Data entries for graphics
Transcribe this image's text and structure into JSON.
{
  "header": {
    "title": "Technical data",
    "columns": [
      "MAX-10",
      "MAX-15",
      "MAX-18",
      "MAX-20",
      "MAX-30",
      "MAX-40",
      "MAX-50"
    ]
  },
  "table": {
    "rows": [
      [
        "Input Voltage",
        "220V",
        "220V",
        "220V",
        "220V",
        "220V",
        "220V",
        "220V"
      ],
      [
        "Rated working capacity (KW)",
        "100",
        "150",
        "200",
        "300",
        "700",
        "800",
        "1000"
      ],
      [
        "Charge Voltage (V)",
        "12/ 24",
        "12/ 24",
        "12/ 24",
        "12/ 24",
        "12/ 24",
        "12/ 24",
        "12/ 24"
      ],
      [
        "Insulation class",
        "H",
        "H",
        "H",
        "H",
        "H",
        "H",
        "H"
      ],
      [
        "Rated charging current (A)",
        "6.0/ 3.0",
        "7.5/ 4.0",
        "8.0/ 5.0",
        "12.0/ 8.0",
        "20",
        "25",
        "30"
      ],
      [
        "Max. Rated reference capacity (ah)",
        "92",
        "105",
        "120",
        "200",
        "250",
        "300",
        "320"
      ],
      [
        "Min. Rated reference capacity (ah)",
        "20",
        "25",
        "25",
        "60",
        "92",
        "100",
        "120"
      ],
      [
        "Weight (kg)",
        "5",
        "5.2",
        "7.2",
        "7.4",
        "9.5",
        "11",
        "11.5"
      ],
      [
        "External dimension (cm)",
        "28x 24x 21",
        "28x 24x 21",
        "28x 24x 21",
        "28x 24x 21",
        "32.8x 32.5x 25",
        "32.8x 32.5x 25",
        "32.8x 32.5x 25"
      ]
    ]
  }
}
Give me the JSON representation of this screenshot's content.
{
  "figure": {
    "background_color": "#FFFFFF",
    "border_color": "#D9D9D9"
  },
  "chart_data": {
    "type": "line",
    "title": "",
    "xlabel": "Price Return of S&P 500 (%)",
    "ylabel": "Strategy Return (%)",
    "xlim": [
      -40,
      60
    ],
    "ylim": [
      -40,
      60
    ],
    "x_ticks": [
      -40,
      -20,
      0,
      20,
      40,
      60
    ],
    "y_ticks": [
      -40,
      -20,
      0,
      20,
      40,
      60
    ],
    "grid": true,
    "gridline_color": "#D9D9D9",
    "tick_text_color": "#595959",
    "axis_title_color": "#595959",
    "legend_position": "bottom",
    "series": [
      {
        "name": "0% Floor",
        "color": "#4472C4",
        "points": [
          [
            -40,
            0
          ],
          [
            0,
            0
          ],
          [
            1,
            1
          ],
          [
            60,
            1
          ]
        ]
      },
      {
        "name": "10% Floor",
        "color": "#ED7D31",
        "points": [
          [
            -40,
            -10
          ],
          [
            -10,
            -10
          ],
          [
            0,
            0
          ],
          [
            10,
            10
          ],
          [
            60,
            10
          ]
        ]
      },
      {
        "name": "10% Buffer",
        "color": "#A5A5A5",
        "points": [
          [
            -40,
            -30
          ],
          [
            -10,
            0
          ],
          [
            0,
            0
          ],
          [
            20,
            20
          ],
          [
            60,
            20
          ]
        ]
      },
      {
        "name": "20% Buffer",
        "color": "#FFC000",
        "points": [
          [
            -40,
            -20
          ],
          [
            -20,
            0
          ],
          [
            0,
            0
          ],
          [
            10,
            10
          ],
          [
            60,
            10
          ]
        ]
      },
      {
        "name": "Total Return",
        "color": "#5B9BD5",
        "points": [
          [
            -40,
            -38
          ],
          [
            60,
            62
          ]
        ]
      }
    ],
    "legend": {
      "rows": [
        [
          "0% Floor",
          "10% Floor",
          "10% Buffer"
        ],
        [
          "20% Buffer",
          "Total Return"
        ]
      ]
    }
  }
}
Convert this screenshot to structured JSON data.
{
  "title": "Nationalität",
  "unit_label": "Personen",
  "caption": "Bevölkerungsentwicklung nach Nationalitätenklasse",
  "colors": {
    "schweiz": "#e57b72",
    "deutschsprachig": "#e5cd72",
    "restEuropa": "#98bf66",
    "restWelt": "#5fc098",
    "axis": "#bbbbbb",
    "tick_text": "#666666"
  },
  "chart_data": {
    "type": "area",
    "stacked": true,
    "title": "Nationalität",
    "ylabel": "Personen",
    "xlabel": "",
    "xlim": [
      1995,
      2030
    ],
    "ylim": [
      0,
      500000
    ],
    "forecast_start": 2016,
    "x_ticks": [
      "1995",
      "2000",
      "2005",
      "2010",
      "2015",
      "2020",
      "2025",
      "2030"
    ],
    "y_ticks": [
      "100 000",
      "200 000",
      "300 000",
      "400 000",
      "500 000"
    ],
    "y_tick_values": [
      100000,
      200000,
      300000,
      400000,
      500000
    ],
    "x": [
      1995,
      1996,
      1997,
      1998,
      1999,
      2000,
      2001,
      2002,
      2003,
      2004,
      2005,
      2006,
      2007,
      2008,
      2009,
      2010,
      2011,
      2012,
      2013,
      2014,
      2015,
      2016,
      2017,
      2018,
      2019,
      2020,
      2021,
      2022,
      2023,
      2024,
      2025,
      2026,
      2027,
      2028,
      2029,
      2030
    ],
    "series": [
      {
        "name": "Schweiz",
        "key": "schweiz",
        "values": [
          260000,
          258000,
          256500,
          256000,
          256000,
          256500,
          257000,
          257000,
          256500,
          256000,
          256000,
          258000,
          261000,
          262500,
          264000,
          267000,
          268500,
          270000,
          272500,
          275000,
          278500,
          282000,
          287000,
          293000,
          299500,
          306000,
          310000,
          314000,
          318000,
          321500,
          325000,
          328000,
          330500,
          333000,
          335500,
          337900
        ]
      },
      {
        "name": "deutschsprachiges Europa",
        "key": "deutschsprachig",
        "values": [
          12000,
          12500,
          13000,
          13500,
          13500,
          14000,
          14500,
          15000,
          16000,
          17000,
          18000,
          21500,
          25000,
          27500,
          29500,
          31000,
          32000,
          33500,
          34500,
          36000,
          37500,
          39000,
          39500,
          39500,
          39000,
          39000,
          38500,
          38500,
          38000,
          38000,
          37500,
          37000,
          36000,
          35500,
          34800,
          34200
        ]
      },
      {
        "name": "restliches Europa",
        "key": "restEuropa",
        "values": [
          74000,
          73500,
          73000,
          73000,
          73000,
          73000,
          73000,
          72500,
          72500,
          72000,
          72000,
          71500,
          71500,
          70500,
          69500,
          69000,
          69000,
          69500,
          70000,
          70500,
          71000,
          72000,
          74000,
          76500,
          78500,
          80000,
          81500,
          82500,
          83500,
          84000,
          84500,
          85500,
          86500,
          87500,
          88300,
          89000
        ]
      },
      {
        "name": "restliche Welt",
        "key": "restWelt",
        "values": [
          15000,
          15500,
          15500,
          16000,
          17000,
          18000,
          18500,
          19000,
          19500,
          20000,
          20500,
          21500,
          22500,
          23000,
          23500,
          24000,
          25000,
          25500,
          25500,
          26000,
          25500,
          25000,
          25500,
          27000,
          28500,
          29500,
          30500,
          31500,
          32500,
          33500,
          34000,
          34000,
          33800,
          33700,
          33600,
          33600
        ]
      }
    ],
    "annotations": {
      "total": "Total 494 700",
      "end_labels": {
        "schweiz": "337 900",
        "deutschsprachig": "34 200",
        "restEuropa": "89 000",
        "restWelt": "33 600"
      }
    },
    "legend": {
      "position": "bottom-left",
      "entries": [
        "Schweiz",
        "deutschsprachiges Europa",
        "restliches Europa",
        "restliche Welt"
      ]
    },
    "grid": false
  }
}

## WRITTEN EXERCISE
Gather all the lines that include the word "JSON" and copy them out.

## EXERCISE RESULT
Transcribe this image's text and structure into JSON.
Give me the JSON representation of this screenshot's content.
Convert this screenshot to structured JSON data.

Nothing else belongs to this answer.